• **Recorded information**
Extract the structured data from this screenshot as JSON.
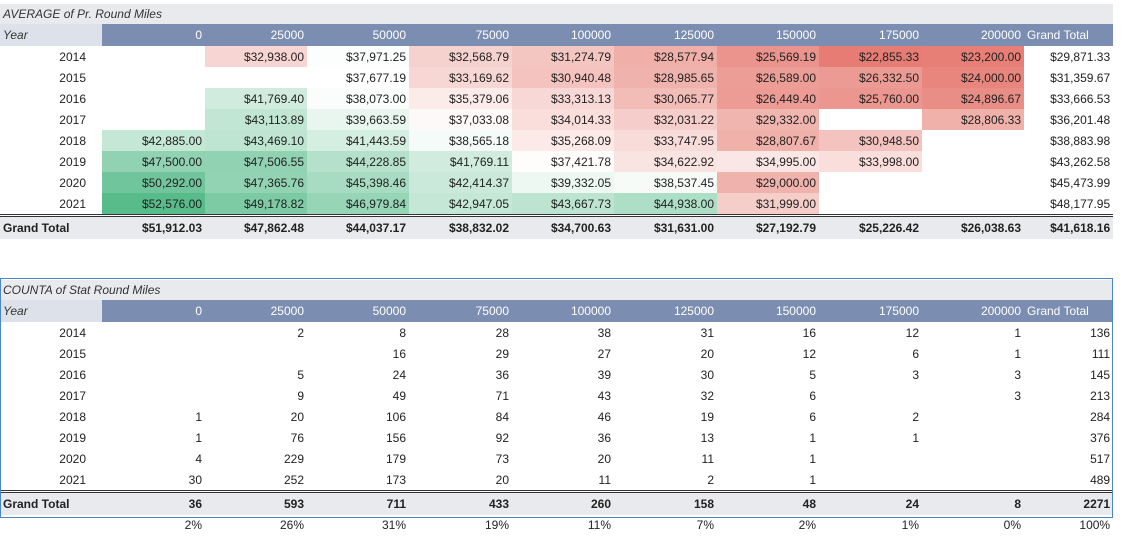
{
  "columns": [
    "0",
    "25000",
    "50000",
    "75000",
    "100000",
    "125000",
    "150000",
    "175000",
    "200000"
  ],
  "grand_total_header": "Grand Total",
  "year_header": "Year",
  "pivot1": {
    "title": "AVERAGE of Pr. Round Miles",
    "rows": [
      {
        "year": "2014",
        "cells": [
          "",
          "$32,938.00",
          "$37,971.25",
          "$32,568.79",
          "$31,274.79",
          "$28,577.94",
          "$25,569.19",
          "$22,855.33",
          "$23,200.00"
        ],
        "total": "$29,871.33"
      },
      {
        "year": "2015",
        "cells": [
          "",
          "",
          "$37,677.19",
          "$33,169.62",
          "$30,940.48",
          "$28,985.65",
          "$26,589.00",
          "$26,332.50",
          "$24,000.00"
        ],
        "total": "$31,359.67"
      },
      {
        "year": "2016",
        "cells": [
          "",
          "$41,769.40",
          "$38,073.00",
          "$35,379.06",
          "$33,313.13",
          "$30,065.77",
          "$26,449.40",
          "$25,760.00",
          "$24,896.67"
        ],
        "total": "$33,666.53"
      },
      {
        "year": "2017",
        "cells": [
          "",
          "$43,113.89",
          "$39,663.59",
          "$37,033.08",
          "$34,014.33",
          "$32,031.22",
          "$29,332.00",
          "",
          "$28,806.33"
        ],
        "total": "$36,201.48"
      },
      {
        "year": "2018",
        "cells": [
          "$42,885.00",
          "$43,469.10",
          "$41,443.59",
          "$38,565.18",
          "$35,268.09",
          "$33,747.95",
          "$28,807.67",
          "$30,948.50",
          ""
        ],
        "total": "$38,883.98"
      },
      {
        "year": "2019",
        "cells": [
          "$47,500.00",
          "$47,506.55",
          "$44,228.85",
          "$41,769.11",
          "$37,421.78",
          "$34,622.92",
          "$34,995.00",
          "$33,998.00",
          ""
        ],
        "total": "$43,262.58"
      },
      {
        "year": "2020",
        "cells": [
          "$50,292.00",
          "$47,365.76",
          "$45,398.46",
          "$42,414.37",
          "$39,332.05",
          "$38,537.45",
          "$29,000.00",
          "",
          ""
        ],
        "total": "$45,473.99"
      },
      {
        "year": "2021",
        "cells": [
          "$52,576.00",
          "$49,178.82",
          "$46,979.84",
          "$42,947.05",
          "$43,667.73",
          "$44,938.00",
          "$31,999.00",
          "",
          ""
        ],
        "total": "$48,177.95"
      }
    ],
    "grand_total_label": "Grand Total",
    "grand_total": [
      "$51,912.03",
      "$47,862.48",
      "$44,037.17",
      "$38,832.02",
      "$34,700.63",
      "$31,631.00",
      "$27,192.79",
      "$25,226.42",
      "$26,038.63"
    ],
    "grand_total_all": "$41,618.16",
    "heat": {
      "low_color": "#e67c73",
      "mid_color": "#ffffff",
      "high_color": "#57bb8a",
      "min": 22855.33,
      "mid": 37700,
      "max": 52576.0,
      "values": [
        [
          null,
          32938.0,
          37971.25,
          32568.79,
          31274.79,
          28577.94,
          25569.19,
          22855.33,
          23200.0
        ],
        [
          null,
          null,
          37677.19,
          33169.62,
          30940.48,
          28985.65,
          26589.0,
          26332.5,
          24000.0
        ],
        [
          null,
          41769.4,
          38073.0,
          35379.06,
          33313.13,
          30065.77,
          26449.4,
          25760.0,
          24896.67
        ],
        [
          null,
          43113.89,
          39663.59,
          37033.08,
          34014.33,
          32031.22,
          29332.0,
          null,
          28806.33
        ],
        [
          42885.0,
          43469.1,
          41443.59,
          38565.18,
          35268.09,
          33747.95,
          28807.67,
          30948.5,
          null
        ],
        [
          47500.0,
          47506.55,
          44228.85,
          41769.11,
          37421.78,
          34622.92,
          34995.0,
          33998.0,
          null
        ],
        [
          50292.0,
          47365.76,
          45398.46,
          42414.37,
          39332.05,
          38537.45,
          29000.0,
          null,
          null
        ],
        [
          52576.0,
          49178.82,
          46979.84,
          42947.05,
          43667.73,
          44938.0,
          31999.0,
          null,
          null
        ]
      ]
    }
  },
  "pivot2": {
    "title": "COUNTA of Stat Round Miles",
    "rows": [
      {
        "year": "2014",
        "cells": [
          "",
          "2",
          "8",
          "28",
          "38",
          "31",
          "16",
          "12",
          "1"
        ],
        "total": "136"
      },
      {
        "year": "2015",
        "cells": [
          "",
          "",
          "16",
          "29",
          "27",
          "20",
          "12",
          "6",
          "1"
        ],
        "total": "111"
      },
      {
        "year": "2016",
        "cells": [
          "",
          "5",
          "24",
          "36",
          "39",
          "30",
          "5",
          "3",
          "3"
        ],
        "total": "145"
      },
      {
        "year": "2017",
        "cells": [
          "",
          "9",
          "49",
          "71",
          "43",
          "32",
          "6",
          "",
          "3"
        ],
        "total": "213"
      },
      {
        "year": "2018",
        "cells": [
          "1",
          "20",
          "106",
          "84",
          "46",
          "19",
          "6",
          "2",
          ""
        ],
        "total": "284"
      },
      {
        "year": "2019",
        "cells": [
          "1",
          "76",
          "156",
          "92",
          "36",
          "13",
          "1",
          "1",
          ""
        ],
        "total": "376"
      },
      {
        "year": "2020",
        "cells": [
          "4",
          "229",
          "179",
          "73",
          "20",
          "11",
          "1",
          "",
          ""
        ],
        "total": "517"
      },
      {
        "year": "2021",
        "cells": [
          "30",
          "252",
          "173",
          "20",
          "11",
          "2",
          "1",
          "",
          ""
        ],
        "total": "489"
      }
    ],
    "grand_total_label": "Grand Total",
    "grand_total": [
      "36",
      "593",
      "711",
      "433",
      "260",
      "158",
      "48",
      "24",
      "8"
    ],
    "grand_total_all": "2271",
    "percents": [
      "2%",
      "26%",
      "31%",
      "19%",
      "11%",
      "7%",
      "2%",
      "1%",
      "0%"
    ],
    "percent_total": "100%"
  }
}
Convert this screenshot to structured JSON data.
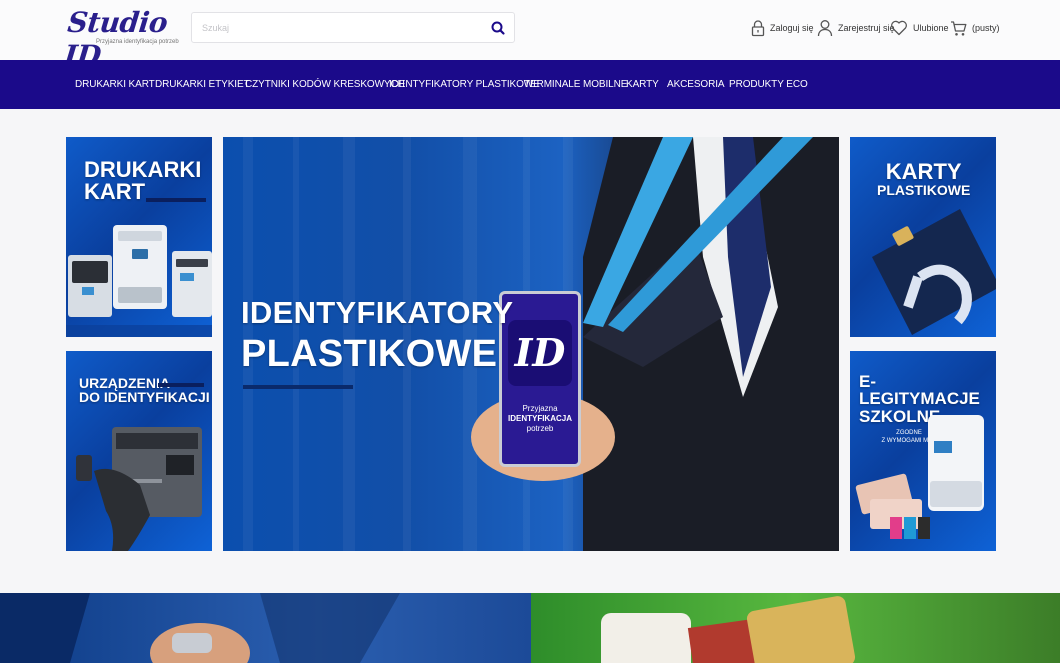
{
  "header": {
    "logo_text": "Studio ID",
    "logo_tagline": "Przyjazna identyfikacja potrzeb",
    "search_placeholder": "Szukaj",
    "login_label": "Zaloguj się",
    "register_label": "Zarejestruj się",
    "favorites_label": "Ulubione",
    "cart_label": "(pusty)"
  },
  "nav": {
    "items": [
      {
        "label": "DRUKARKI KART"
      },
      {
        "label": "DRUKARKI ETYKIET"
      },
      {
        "label": "CZYTNIKI KODÓW KRESKOWYCH"
      },
      {
        "label": "IDENTYFIKATORY PLASTIKOWE"
      },
      {
        "label": "TERMINALE MOBILNE"
      },
      {
        "label": "KARTY"
      },
      {
        "label": "AKCESORIA"
      },
      {
        "label": "PRODUKTY ECO"
      }
    ]
  },
  "tiles": {
    "card_printers": {
      "line1": "DRUKARKI",
      "line2": "KART"
    },
    "id_devices": {
      "line1": "URZĄDZENIA",
      "line2": "DO IDENTYFIKACJI"
    },
    "hero": {
      "line1": "IDENTYFIKATORY",
      "line2": "PLASTIKOWE",
      "badge_logo": "ID",
      "badge_line1": "Przyjazna",
      "badge_line2": "IDENTYFIKACJA",
      "badge_line3": "potrzeb"
    },
    "plastic_cards": {
      "line1": "KARTY",
      "line2": "PLASTIKOWE"
    },
    "e_ids": {
      "line1": "E-LEGITYMACJE",
      "line2": "SZKOLNE",
      "note1": "ZGODNE",
      "note2": "Z WYMOGAMI MEN"
    }
  },
  "colors": {
    "nav_bg": "#1b0a8a",
    "brand": "#2a1f8c",
    "tile_blue": "#0f5bc9"
  },
  "icons": {
    "search": "search-icon",
    "login": "lock-icon",
    "register": "user-icon",
    "favorites": "heart-icon",
    "cart": "cart-icon"
  }
}
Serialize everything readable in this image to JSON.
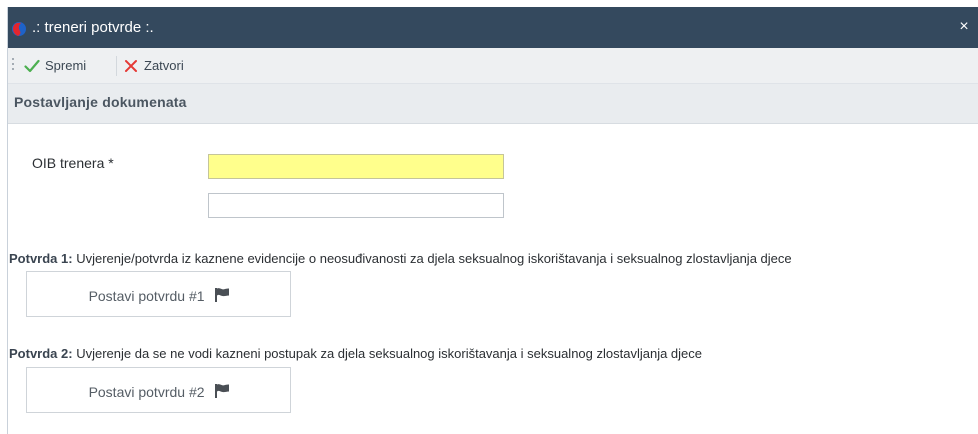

• **Aim**
Search the data above for the string "Miles" and return every line that has it.

• **Output below**
    "title": "AVERAGE of Pr. Round Miles",
    "title": "COUNTA of Stat Round Miles",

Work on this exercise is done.